Identify each line below containing the string "migration" and copy it.
[start Records supplied]
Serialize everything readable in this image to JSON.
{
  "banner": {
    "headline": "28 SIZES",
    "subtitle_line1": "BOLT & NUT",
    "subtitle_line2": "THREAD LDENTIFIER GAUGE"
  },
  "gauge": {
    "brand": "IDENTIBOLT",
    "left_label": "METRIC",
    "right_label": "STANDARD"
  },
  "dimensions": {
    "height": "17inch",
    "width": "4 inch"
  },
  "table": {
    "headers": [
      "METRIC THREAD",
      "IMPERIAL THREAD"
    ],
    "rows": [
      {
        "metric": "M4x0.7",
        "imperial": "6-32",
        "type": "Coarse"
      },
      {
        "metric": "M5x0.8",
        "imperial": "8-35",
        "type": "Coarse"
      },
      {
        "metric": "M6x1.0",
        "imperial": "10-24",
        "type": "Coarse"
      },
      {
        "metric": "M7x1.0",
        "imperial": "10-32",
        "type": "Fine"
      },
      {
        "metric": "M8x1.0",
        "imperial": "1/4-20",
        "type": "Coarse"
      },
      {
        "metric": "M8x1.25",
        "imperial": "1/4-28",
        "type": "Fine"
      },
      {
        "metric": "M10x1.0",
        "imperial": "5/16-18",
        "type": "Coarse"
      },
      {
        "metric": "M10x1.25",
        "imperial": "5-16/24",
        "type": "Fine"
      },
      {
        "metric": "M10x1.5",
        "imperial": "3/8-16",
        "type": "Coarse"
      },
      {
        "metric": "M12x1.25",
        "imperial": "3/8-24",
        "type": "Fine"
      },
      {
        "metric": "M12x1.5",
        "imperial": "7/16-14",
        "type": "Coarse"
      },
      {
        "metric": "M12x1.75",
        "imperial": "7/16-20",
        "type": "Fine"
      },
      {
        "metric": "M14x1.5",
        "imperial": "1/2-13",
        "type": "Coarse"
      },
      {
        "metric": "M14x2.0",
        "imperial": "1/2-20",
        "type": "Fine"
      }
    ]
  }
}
[end Records supplied]
[start Records supplied]
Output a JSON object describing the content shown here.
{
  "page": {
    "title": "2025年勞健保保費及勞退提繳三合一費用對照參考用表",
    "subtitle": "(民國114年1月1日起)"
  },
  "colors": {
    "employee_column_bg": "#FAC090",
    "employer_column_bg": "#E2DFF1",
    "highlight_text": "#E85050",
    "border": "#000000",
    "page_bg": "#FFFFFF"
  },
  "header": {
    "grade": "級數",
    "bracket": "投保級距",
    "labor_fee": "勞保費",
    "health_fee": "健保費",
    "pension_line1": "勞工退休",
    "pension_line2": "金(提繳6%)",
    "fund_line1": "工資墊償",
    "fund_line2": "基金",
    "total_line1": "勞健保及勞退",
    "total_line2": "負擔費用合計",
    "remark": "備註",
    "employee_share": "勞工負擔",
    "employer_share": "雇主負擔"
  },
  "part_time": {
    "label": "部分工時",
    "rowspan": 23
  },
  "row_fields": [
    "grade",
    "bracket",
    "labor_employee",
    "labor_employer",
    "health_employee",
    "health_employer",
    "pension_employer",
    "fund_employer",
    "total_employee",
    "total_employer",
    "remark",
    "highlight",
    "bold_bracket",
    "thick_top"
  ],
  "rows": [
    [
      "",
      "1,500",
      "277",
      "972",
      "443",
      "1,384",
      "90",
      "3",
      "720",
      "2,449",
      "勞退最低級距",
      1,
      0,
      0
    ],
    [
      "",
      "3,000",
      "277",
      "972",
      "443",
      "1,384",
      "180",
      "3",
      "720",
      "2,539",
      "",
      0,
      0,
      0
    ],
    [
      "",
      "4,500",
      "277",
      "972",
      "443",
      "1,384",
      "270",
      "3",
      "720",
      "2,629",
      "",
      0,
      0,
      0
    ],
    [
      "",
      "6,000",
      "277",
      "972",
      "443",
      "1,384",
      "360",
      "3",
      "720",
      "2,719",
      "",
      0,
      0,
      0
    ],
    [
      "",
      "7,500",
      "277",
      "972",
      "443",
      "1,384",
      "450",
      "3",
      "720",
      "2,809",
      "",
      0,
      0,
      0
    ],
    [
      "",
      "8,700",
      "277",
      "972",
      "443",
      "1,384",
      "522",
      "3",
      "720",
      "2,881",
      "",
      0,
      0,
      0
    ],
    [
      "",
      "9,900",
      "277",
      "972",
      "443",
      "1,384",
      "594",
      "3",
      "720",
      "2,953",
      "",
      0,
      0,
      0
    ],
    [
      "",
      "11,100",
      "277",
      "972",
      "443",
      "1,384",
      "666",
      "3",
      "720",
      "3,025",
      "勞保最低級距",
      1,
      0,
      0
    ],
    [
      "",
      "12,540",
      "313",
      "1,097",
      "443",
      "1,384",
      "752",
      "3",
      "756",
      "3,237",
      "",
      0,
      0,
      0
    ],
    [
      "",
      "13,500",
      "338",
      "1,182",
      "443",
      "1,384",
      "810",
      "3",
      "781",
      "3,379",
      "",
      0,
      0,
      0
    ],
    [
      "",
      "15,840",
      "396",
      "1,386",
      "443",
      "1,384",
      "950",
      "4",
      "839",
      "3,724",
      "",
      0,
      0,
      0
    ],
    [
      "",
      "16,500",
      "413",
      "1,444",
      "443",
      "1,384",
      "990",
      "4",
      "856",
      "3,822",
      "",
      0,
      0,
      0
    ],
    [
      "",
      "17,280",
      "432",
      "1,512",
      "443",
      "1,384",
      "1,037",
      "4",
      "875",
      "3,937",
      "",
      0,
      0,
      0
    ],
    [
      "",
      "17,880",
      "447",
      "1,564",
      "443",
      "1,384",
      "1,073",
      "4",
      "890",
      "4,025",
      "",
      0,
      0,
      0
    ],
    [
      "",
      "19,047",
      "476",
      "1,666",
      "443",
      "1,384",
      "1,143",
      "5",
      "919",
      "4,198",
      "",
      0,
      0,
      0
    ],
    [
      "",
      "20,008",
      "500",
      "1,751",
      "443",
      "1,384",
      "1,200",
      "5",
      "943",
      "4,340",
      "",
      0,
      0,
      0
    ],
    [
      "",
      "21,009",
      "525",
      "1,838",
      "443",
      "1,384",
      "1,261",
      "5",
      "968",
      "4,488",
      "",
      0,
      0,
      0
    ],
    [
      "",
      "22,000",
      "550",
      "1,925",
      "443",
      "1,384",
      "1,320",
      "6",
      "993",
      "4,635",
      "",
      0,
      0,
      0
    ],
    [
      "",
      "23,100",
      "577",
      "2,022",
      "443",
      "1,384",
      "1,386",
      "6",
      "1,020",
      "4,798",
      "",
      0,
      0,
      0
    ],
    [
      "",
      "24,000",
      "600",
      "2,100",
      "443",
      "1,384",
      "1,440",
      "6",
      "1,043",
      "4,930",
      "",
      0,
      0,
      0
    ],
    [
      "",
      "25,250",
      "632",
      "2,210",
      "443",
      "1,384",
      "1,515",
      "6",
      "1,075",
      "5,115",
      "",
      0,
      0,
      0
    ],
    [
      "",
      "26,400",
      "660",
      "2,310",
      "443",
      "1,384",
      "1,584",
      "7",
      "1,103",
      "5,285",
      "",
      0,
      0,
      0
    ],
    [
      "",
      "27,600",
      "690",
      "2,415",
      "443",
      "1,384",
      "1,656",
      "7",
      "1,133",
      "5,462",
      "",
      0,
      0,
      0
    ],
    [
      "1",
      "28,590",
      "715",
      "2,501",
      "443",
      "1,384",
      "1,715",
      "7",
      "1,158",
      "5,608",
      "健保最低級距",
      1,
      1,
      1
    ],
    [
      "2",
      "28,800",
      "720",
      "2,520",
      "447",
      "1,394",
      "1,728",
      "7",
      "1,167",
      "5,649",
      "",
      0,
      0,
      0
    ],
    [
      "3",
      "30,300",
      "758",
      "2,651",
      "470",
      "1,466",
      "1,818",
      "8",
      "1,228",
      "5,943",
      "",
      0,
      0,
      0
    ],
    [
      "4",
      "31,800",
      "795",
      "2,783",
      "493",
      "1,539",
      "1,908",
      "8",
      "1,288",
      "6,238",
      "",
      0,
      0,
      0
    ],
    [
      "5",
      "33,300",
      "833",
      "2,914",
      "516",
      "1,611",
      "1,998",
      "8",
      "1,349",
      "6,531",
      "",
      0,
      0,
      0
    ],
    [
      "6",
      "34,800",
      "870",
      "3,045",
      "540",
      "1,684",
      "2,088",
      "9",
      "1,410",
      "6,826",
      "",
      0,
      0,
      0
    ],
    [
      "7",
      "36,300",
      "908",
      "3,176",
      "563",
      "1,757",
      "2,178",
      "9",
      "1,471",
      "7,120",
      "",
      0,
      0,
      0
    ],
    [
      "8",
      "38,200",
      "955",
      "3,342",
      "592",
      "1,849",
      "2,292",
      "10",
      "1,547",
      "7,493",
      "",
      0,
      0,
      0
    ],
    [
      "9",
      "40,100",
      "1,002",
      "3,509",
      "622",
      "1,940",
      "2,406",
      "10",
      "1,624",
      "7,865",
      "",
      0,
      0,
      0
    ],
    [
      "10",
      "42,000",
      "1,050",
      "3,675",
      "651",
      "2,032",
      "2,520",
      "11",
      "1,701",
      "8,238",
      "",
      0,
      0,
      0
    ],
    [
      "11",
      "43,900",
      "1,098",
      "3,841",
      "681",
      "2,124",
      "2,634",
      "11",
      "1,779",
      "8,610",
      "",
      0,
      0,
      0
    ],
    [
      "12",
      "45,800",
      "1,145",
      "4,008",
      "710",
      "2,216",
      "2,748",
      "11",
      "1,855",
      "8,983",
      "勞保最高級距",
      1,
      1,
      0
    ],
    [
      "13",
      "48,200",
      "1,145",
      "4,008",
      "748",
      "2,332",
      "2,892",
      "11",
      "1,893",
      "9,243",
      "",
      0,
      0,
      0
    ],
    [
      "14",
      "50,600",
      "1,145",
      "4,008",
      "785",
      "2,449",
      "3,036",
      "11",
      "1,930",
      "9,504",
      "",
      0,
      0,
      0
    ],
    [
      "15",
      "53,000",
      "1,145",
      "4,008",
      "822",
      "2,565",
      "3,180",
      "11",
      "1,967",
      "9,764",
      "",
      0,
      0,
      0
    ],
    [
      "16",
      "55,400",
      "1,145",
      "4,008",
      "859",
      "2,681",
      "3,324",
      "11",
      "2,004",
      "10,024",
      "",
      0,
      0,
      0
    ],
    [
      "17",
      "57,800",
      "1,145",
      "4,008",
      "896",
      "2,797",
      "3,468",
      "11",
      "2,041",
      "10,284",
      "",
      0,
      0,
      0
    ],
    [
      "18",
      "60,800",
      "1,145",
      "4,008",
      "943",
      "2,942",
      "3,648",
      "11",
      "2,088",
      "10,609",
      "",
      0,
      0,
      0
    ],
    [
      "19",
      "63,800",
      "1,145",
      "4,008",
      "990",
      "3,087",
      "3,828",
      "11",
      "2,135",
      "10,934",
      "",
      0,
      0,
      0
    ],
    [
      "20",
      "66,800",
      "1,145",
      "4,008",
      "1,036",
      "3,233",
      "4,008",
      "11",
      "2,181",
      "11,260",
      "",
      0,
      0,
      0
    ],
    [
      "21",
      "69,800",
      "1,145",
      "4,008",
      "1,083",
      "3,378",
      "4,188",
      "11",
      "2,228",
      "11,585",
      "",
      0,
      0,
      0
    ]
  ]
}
[end Records supplied]
[start Records supplied]
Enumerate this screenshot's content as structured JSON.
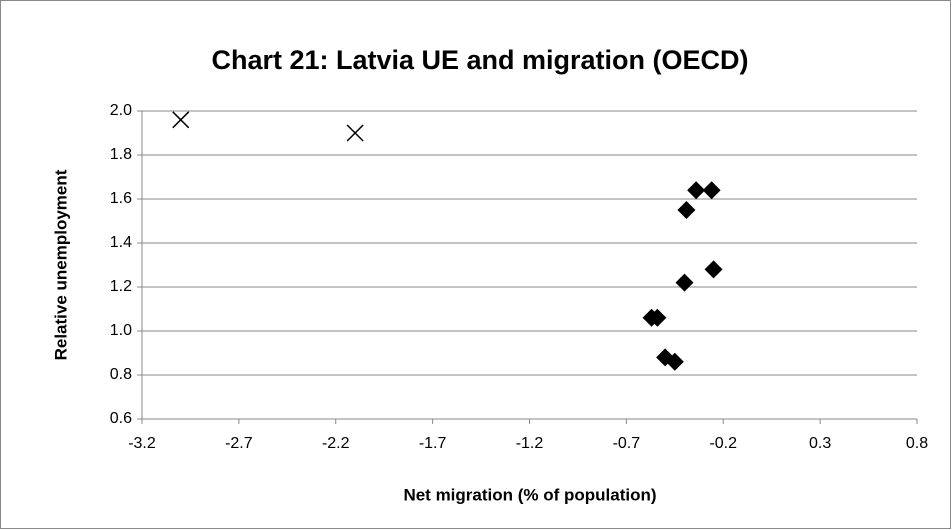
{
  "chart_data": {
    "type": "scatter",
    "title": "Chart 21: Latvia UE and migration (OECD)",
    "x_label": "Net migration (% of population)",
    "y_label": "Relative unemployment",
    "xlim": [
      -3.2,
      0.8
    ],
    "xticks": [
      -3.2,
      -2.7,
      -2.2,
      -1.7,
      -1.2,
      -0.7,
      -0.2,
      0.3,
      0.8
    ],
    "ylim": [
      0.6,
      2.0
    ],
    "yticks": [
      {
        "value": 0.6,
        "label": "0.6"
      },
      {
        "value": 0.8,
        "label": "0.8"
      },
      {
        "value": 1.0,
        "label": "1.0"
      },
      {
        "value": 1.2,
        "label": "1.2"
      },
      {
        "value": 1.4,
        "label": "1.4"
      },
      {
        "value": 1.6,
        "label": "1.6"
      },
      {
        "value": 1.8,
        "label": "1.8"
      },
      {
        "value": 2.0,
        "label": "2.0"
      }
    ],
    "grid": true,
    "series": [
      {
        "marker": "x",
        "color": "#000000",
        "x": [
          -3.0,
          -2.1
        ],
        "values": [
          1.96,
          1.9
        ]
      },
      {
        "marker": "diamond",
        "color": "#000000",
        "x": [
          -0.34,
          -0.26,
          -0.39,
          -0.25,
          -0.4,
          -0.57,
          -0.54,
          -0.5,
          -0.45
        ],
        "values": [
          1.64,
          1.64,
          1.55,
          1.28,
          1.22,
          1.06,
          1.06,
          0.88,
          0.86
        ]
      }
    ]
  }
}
[end Records supplied]
> Task output
    "title": "Chart 21: Latvia UE and migration (OECD)",
    "x_label": "Net migration (% of population)",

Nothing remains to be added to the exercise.